Data extracted from a collection

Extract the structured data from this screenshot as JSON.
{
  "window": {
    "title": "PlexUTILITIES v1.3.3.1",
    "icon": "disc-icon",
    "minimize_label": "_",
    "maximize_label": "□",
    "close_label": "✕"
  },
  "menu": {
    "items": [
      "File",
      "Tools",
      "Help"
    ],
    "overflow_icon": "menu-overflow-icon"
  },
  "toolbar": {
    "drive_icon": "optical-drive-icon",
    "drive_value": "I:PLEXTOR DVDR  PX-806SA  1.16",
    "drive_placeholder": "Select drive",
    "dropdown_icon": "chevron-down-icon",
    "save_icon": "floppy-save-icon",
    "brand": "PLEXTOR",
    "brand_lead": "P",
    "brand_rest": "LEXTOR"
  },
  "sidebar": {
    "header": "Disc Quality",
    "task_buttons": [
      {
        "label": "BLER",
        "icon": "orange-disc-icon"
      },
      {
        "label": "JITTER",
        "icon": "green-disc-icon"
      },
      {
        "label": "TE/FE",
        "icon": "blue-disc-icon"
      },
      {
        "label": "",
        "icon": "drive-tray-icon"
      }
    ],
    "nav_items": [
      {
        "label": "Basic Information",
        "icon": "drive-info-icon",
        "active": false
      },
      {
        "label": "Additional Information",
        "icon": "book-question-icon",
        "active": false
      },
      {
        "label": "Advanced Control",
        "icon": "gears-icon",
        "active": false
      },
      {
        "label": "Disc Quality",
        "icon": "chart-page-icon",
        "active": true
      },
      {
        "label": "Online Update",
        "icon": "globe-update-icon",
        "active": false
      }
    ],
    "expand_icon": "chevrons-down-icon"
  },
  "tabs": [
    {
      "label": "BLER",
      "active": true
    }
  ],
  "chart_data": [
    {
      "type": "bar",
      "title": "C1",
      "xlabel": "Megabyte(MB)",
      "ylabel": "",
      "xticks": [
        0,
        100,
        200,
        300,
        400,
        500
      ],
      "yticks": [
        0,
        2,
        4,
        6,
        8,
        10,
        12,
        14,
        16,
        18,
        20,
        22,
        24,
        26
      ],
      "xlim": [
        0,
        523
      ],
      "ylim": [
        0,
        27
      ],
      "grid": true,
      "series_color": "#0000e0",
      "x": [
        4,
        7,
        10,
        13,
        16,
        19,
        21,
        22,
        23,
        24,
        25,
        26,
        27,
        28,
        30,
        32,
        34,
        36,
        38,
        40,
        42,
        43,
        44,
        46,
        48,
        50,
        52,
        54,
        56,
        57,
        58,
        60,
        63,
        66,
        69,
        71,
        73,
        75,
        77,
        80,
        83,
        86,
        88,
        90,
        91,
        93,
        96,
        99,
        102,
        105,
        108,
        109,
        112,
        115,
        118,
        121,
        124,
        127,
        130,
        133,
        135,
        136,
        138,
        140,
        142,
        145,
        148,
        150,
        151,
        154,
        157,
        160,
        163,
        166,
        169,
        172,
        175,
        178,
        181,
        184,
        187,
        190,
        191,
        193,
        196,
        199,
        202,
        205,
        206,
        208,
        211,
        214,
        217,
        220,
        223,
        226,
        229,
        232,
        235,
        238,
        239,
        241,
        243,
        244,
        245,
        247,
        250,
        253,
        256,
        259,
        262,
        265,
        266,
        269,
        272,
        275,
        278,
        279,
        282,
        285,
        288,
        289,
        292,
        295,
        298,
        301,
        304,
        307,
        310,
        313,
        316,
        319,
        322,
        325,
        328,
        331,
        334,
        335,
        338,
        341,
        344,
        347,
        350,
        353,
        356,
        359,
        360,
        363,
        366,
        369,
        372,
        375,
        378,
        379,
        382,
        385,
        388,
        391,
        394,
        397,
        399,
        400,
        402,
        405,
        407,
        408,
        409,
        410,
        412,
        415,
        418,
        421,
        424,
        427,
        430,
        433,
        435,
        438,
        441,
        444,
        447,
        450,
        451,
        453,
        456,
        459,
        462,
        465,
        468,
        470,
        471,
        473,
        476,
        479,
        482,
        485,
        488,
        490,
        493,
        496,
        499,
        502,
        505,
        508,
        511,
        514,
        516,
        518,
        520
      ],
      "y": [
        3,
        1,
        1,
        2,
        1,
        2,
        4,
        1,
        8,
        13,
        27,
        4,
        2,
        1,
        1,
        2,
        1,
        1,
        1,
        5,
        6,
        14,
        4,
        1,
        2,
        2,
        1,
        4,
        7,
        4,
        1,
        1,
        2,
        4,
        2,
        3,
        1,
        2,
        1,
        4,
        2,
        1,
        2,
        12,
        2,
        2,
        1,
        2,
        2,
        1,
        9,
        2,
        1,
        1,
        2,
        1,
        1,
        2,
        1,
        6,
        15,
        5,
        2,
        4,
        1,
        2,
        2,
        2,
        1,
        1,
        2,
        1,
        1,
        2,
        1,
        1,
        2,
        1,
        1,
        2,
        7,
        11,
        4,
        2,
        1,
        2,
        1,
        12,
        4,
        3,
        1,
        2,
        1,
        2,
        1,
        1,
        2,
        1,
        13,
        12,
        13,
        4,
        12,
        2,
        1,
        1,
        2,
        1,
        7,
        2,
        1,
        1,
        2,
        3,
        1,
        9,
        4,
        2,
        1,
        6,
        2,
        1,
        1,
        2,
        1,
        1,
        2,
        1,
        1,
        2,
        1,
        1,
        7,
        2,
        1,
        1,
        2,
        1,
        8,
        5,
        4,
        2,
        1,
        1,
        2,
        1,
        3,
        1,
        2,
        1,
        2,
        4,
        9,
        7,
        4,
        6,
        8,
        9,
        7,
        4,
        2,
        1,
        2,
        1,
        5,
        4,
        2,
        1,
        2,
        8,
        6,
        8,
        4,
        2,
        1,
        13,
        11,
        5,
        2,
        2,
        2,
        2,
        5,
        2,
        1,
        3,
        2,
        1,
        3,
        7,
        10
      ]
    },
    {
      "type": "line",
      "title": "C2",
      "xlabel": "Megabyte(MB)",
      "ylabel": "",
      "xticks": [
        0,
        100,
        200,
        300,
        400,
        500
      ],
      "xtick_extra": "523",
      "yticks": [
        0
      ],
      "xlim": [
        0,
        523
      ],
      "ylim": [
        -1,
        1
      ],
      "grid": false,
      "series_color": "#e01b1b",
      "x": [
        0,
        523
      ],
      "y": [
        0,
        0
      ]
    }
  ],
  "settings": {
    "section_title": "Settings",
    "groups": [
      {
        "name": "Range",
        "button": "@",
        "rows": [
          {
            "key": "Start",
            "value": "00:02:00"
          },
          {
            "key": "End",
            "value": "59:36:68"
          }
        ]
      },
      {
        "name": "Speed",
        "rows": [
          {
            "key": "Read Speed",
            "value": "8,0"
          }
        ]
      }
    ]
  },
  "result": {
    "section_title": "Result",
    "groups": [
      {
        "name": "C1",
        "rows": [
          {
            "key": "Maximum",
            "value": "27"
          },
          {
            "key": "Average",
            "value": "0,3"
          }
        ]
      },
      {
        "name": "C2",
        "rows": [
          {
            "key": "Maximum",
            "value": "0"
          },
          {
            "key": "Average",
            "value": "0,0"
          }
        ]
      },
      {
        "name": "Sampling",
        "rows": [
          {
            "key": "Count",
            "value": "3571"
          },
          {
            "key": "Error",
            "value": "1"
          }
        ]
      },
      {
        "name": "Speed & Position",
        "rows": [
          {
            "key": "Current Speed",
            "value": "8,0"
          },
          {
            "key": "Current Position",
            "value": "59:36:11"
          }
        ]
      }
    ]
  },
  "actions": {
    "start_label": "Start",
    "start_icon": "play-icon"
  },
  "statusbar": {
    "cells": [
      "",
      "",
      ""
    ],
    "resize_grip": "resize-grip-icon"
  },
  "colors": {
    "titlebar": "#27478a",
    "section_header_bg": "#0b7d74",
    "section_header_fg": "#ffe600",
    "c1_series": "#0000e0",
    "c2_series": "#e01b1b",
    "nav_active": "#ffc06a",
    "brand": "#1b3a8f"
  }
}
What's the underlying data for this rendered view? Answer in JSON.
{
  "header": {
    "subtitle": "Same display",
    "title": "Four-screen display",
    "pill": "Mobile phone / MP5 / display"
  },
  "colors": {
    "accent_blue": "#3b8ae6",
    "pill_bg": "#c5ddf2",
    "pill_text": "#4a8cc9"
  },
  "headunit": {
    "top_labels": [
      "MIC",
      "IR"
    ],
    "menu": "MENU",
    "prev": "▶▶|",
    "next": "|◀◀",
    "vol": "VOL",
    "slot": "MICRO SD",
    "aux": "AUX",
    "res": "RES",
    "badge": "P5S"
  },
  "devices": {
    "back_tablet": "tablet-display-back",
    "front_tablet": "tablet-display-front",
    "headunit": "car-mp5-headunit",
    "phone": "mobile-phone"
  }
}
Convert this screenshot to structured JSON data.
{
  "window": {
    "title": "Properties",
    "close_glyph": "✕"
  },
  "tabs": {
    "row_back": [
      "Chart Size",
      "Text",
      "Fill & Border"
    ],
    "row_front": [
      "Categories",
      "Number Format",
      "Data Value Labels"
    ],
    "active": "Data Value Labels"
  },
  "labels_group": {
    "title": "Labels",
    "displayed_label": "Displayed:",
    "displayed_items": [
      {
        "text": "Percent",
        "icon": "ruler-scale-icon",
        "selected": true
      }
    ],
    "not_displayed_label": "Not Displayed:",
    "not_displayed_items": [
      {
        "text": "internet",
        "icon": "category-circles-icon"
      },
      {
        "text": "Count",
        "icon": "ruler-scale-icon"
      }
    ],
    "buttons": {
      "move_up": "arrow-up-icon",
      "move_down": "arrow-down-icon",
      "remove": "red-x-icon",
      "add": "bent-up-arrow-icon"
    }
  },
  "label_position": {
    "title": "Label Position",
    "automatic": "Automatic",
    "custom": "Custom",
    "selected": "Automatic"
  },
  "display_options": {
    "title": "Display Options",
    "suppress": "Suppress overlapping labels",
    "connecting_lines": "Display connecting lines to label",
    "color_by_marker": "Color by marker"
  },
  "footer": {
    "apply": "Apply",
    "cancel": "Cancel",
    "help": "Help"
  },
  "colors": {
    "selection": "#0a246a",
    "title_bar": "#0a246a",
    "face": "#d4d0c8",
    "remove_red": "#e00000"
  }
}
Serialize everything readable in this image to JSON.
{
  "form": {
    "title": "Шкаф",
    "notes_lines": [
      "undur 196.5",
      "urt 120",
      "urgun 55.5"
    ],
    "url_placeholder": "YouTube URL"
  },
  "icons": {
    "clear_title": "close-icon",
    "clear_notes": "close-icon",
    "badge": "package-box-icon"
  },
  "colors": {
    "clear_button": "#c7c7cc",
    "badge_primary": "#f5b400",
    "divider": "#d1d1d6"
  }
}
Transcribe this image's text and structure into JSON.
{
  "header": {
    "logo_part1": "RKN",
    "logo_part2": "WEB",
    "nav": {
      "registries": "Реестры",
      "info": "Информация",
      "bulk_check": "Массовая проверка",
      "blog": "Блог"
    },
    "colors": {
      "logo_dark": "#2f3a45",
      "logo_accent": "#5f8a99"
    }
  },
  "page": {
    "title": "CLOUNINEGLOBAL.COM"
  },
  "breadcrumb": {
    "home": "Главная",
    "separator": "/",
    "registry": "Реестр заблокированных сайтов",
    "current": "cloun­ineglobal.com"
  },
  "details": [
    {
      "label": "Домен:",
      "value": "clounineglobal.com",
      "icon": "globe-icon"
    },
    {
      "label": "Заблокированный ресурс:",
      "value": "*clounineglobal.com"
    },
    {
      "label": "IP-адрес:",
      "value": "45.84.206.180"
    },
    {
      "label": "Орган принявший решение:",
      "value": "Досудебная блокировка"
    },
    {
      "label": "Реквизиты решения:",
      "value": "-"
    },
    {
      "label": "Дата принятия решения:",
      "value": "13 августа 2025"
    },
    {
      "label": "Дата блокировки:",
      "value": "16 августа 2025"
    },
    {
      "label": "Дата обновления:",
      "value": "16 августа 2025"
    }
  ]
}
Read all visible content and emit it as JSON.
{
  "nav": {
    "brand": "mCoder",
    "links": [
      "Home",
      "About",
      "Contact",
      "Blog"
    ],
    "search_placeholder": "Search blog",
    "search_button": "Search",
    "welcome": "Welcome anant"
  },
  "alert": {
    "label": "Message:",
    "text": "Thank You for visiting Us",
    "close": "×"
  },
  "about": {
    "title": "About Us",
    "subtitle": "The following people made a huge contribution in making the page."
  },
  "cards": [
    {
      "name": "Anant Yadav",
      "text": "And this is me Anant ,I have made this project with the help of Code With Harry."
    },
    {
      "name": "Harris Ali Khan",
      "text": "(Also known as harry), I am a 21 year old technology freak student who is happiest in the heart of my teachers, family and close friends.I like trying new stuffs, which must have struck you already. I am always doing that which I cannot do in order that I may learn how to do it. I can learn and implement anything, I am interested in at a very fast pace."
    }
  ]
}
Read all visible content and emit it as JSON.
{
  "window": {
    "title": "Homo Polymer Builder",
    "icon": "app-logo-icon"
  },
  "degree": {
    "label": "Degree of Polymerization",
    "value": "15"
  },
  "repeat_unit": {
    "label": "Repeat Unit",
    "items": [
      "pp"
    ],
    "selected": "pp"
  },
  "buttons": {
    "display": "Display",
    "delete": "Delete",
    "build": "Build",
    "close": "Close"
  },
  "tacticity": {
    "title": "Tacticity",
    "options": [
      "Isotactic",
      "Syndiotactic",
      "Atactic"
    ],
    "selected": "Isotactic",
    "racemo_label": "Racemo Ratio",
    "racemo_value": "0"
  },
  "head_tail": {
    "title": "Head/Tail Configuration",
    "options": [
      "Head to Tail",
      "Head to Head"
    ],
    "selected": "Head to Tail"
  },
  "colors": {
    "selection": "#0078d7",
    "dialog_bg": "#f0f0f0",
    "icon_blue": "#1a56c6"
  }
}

> Aim
Copy each line of the entries that includes the word "made".

> The response
    "subtitle": "The following people made a huge contribution in making the page."
      "text": "And this is me Anant ,I have made this project with the help of Code With Harry."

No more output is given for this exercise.